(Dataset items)
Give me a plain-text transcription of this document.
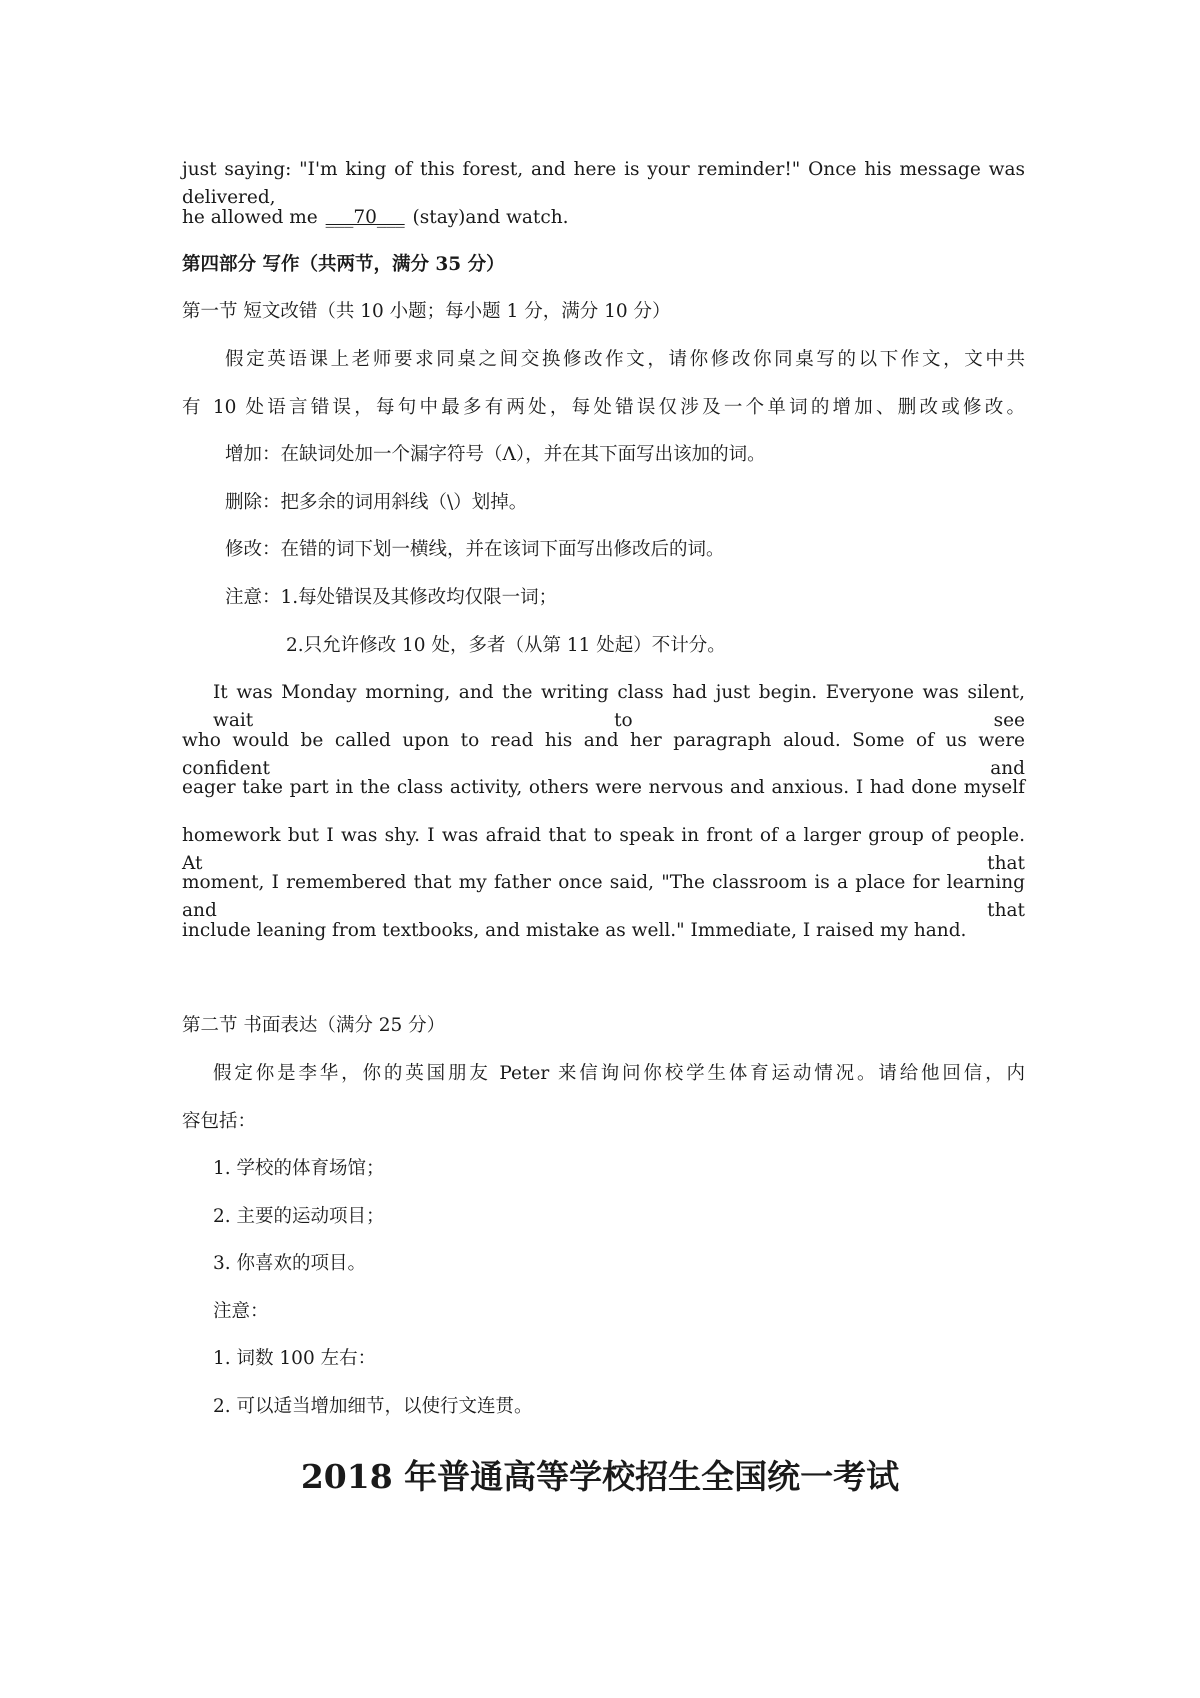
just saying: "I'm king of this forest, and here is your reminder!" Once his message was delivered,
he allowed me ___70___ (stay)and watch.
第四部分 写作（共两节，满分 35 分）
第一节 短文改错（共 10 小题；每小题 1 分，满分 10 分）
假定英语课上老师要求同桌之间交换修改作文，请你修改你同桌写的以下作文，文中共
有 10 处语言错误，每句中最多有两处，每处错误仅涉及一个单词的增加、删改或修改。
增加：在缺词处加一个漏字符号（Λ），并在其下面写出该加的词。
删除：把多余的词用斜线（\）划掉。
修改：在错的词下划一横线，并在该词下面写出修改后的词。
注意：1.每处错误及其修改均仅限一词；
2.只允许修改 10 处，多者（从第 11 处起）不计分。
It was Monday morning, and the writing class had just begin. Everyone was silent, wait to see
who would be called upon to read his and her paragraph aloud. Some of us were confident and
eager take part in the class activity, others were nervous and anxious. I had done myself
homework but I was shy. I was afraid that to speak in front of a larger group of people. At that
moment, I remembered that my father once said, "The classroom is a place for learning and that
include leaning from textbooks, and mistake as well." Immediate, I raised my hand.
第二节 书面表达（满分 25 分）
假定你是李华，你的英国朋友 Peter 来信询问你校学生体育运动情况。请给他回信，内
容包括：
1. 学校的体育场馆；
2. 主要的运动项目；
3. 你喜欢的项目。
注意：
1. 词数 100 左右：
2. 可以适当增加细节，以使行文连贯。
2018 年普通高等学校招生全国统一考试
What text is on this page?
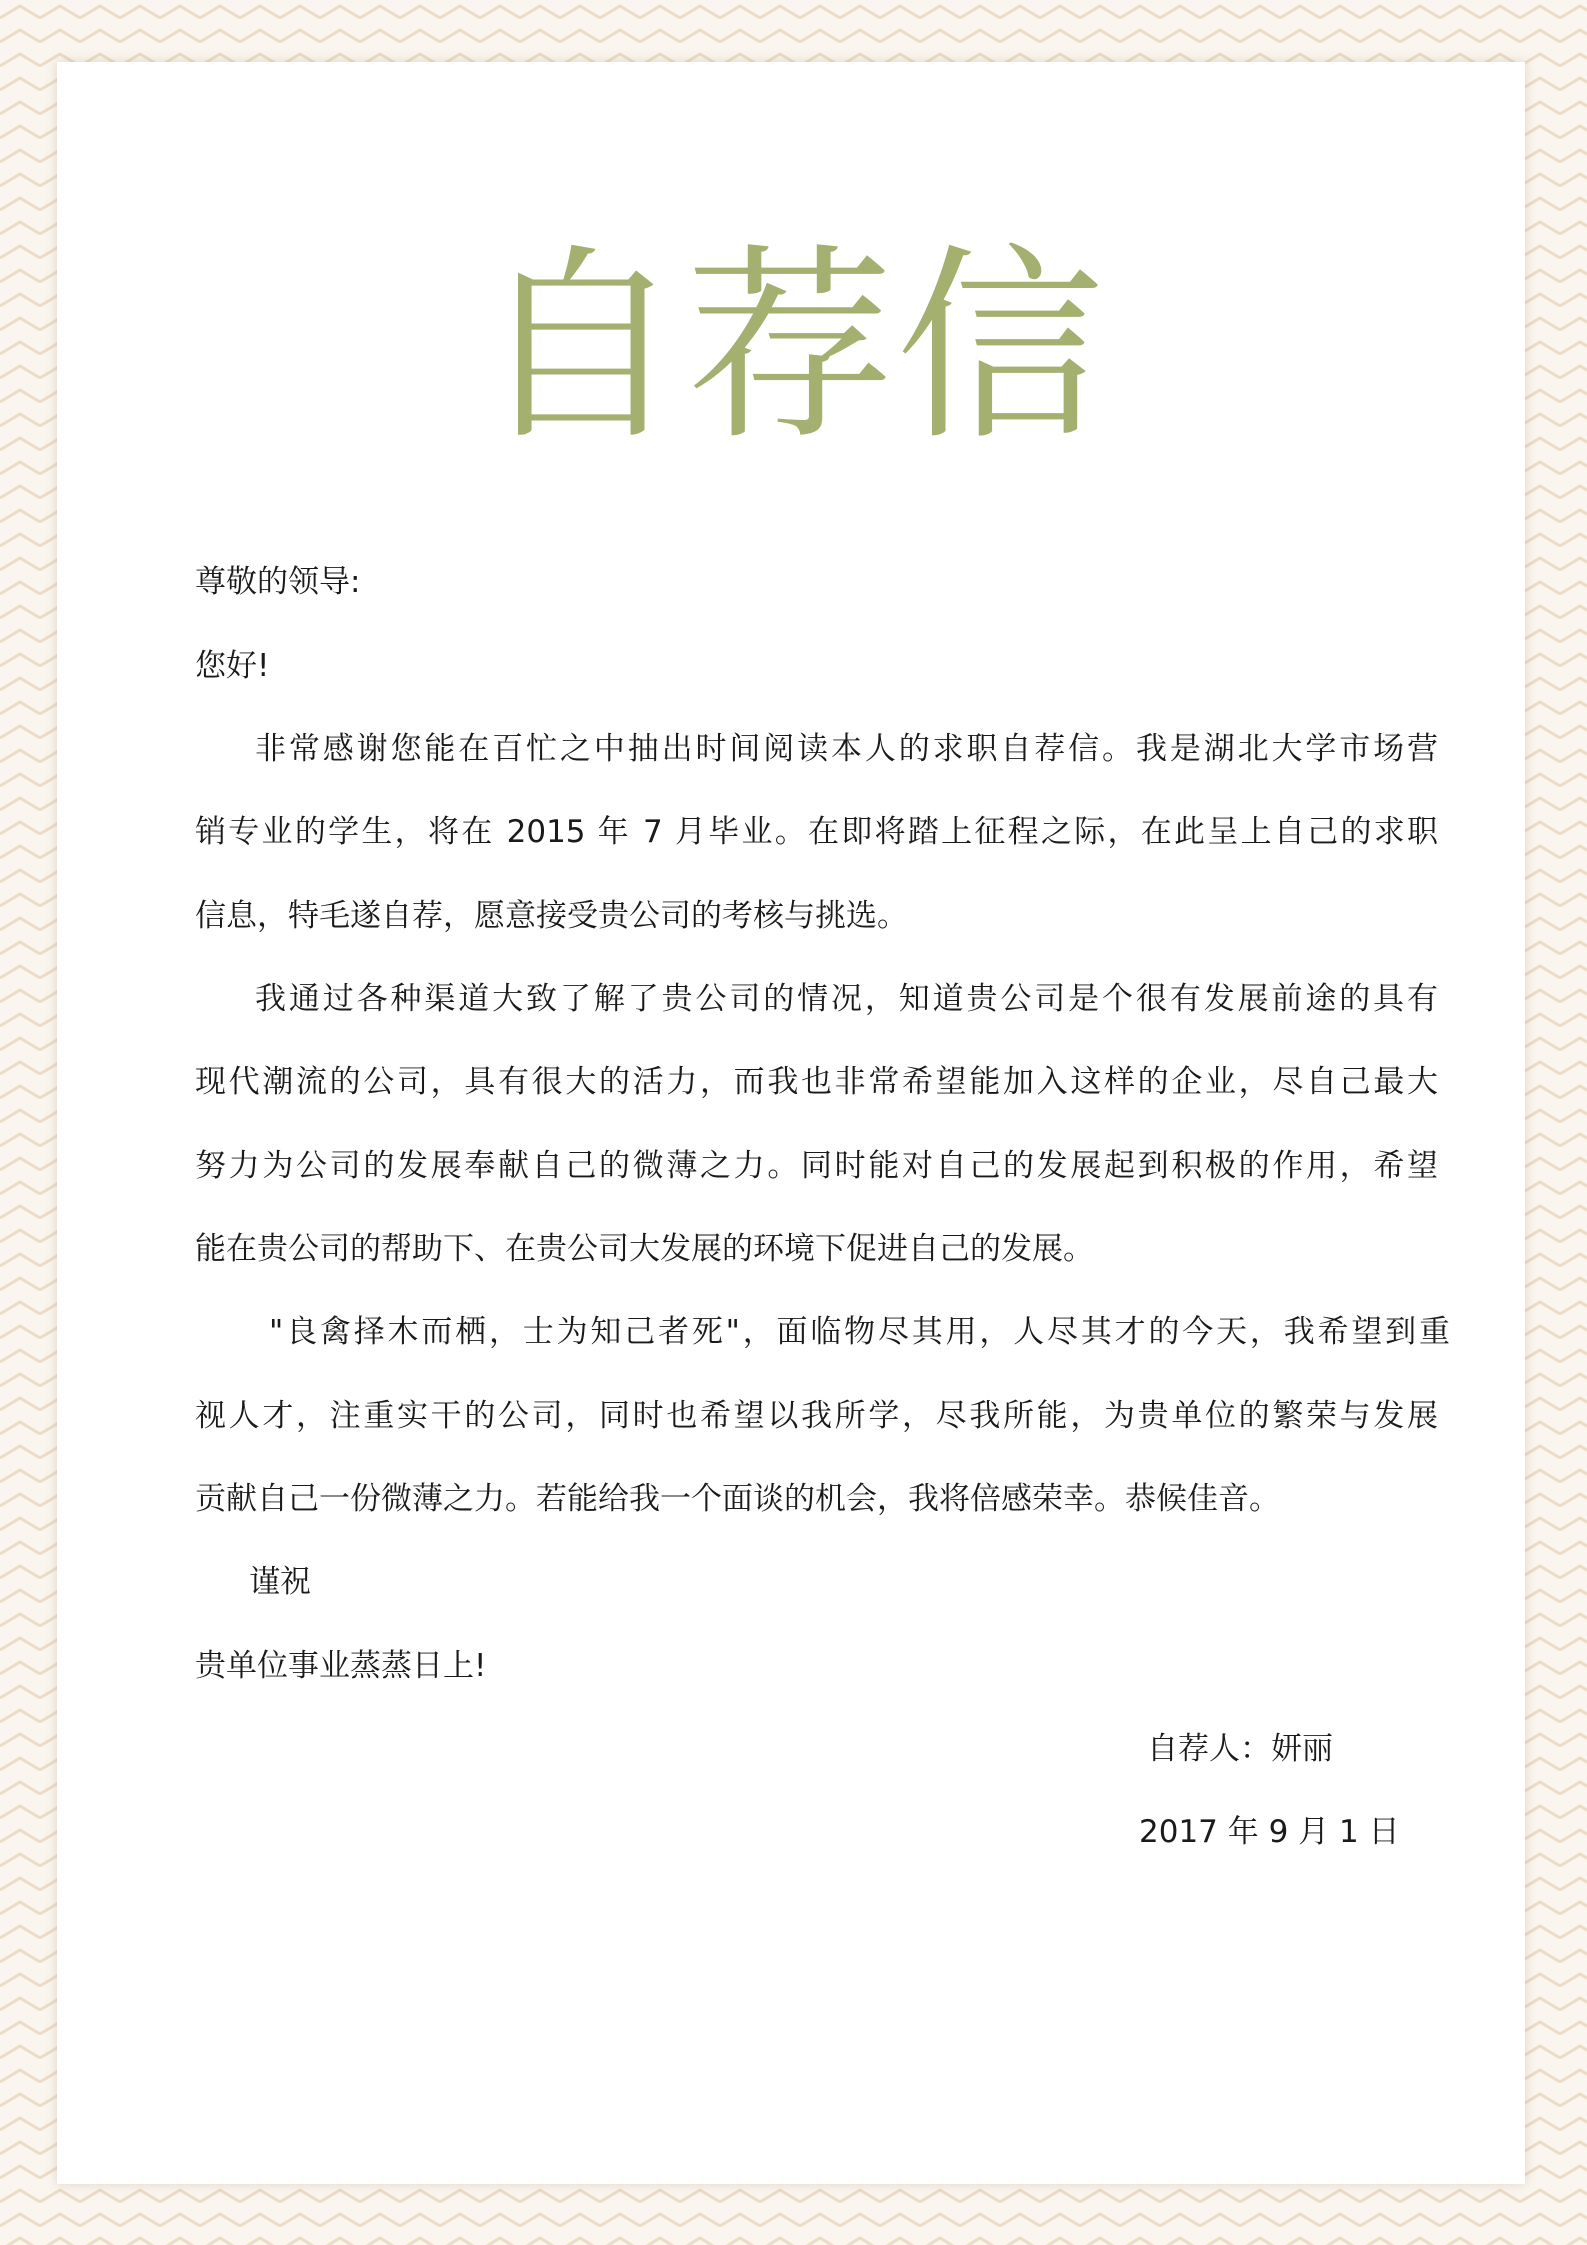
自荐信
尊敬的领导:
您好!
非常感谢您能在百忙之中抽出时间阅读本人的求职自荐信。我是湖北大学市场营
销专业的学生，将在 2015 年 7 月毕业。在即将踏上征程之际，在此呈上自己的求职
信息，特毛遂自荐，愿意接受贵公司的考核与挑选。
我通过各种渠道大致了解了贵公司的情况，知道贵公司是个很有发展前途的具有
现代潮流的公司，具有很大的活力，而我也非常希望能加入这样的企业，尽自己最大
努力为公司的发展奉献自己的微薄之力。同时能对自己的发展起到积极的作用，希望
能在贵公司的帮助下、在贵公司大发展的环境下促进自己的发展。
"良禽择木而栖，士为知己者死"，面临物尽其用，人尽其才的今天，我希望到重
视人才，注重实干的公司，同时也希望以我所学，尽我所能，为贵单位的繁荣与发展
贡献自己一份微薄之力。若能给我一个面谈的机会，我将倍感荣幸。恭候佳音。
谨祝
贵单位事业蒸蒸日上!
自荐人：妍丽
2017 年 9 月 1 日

• **WHAT YOU SHOULD DO**
Leave out the pictures and output the rest of the material exactly as written.

• **EXERCISE OUTPUT**
Give me a plain-text transcription of this document.
just saying: "I'm king of this forest, and here is your reminder!" Once his message was delivered,
he allowed me ___70___ (stay)and watch.
第四部分 写作（共两节，满分 35 分）
第一节 短文改错（共 10 小题；每小题 1 分，满分 10 分）
假定英语课上老师要求同桌之间交换修改作文，请你修改你同桌写的以下作文，文中共
有 10 处语言错误，每句中最多有两处，每处错误仅涉及一个单词的增加、删改或修改。
增加：在缺词处加一个漏字符号（Λ），并在其下面写出该加的词。
删除：把多余的词用斜线（\）划掉。
修改：在错的词下划一横线，并在该词下面写出修改后的词。
注意：1.每处错误及其修改均仅限一词；
2.只允许修改 10 处，多者（从第 11 处起）不计分。
It was Monday morning, and the writing class had just begin. Everyone was silent, wait to see
who would be called upon to read his and her paragraph aloud. Some of us were confident and
eager take part in the class activity, others were nervous and anxious. I had done myself
homework but I was shy. I was afraid that to speak in front of a larger group of people. At that
moment, I remembered that my father once said, "The classroom is a place for learning and that
include leaning from textbooks, and mistake as well." Immediate, I raised my hand.
第二节 书面表达（满分 25 分）
假定你是李华，你的英国朋友 Peter 来信询问你校学生体育运动情况。请给他回信，内
容包括：
1. 学校的体育场馆；
2. 主要的运动项目；
3. 你喜欢的项目。
注意：
1. 词数 100 左右：
2. 可以适当增加细节，以使行文连贯。
2018 年普通高等学校招生全国统一考试
What text is on this page?
自荐信
尊敬的领导:
您好!
非常感谢您能在百忙之中抽出时间阅读本人的求职自荐信。我是湖北大学市场营
销专业的学生，将在 2015 年 7 月毕业。在即将踏上征程之际，在此呈上自己的求职
信息，特毛遂自荐，愿意接受贵公司的考核与挑选。
我通过各种渠道大致了解了贵公司的情况，知道贵公司是个很有发展前途的具有
现代潮流的公司，具有很大的活力，而我也非常希望能加入这样的企业，尽自己最大
努力为公司的发展奉献自己的微薄之力。同时能对自己的发展起到积极的作用，希望
能在贵公司的帮助下、在贵公司大发展的环境下促进自己的发展。
"良禽择木而栖，士为知己者死"，面临物尽其用，人尽其才的今天，我希望到重
视人才，注重实干的公司，同时也希望以我所学，尽我所能，为贵单位的繁荣与发展
贡献自己一份微薄之力。若能给我一个面谈的机会，我将倍感荣幸。恭候佳音。
谨祝
贵单位事业蒸蒸日上!
自荐人：妍丽
2017 年 9 月 1 日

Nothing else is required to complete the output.